What is expected:
How many lines in the entries below contain the string "Ozone"? Reply with the number only.

━━━━━ Extracted information

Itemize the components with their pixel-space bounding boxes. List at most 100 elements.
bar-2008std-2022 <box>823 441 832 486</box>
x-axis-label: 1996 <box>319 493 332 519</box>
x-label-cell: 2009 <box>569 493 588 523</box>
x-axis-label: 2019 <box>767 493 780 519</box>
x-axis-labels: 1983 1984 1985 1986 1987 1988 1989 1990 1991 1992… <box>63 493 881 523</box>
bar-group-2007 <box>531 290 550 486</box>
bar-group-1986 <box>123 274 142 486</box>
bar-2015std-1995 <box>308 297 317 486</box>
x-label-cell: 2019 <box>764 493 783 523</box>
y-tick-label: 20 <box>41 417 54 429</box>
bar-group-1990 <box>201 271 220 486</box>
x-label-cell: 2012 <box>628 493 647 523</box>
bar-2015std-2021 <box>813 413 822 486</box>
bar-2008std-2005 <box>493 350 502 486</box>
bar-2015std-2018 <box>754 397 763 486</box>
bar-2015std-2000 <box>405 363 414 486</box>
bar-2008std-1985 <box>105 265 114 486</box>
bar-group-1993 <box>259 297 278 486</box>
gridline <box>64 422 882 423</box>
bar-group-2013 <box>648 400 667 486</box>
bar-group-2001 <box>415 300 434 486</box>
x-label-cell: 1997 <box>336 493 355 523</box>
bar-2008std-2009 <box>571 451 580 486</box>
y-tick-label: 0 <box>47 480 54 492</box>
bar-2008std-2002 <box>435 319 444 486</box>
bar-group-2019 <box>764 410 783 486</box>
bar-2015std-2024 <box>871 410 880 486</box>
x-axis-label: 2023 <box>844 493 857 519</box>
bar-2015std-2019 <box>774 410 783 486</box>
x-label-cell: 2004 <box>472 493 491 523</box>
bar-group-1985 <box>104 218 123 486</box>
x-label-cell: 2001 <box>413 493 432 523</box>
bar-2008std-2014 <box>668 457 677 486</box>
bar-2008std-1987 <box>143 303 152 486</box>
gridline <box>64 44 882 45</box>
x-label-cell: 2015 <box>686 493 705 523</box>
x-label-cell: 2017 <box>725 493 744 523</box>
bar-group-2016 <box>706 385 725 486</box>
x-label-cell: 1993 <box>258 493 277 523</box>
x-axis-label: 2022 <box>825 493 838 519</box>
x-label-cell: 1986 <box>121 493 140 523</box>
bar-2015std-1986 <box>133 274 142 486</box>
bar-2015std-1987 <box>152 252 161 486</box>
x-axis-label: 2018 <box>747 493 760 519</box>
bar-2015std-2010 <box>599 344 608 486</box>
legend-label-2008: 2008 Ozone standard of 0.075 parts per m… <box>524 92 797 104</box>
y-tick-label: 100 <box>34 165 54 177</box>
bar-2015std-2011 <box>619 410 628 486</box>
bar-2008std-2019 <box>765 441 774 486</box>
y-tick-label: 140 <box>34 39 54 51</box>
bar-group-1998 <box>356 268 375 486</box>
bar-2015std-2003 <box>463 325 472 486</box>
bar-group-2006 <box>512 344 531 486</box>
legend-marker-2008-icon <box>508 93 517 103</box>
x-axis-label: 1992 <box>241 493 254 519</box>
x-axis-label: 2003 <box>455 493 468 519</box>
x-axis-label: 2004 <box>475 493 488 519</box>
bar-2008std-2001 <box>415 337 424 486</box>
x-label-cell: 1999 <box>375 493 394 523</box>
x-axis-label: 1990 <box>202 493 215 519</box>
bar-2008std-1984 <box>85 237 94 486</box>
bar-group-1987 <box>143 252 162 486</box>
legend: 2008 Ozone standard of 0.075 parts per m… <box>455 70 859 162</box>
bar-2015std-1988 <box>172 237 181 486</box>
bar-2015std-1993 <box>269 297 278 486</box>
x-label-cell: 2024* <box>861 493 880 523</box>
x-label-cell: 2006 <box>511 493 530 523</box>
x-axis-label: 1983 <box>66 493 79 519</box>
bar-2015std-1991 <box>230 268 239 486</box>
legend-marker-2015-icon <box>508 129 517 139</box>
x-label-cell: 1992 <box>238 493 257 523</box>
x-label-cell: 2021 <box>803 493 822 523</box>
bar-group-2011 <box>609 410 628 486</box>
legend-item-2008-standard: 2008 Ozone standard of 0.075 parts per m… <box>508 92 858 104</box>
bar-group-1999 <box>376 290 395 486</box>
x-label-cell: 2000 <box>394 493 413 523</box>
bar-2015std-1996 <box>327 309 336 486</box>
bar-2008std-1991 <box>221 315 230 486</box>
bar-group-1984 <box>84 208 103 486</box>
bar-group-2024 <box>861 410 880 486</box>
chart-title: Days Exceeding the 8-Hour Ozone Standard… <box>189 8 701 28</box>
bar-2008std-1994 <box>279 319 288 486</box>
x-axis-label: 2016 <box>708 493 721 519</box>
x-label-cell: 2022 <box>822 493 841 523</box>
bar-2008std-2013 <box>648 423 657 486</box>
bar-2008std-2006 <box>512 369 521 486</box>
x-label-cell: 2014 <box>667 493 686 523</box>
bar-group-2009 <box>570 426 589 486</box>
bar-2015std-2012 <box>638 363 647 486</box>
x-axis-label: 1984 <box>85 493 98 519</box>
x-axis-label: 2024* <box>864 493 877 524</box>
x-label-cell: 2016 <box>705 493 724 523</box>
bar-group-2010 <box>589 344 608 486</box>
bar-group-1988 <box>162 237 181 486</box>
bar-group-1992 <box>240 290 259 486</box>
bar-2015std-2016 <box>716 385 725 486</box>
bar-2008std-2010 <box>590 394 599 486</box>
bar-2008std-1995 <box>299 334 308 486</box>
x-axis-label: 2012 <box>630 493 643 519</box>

━━━━━━━━━━

The reply:
4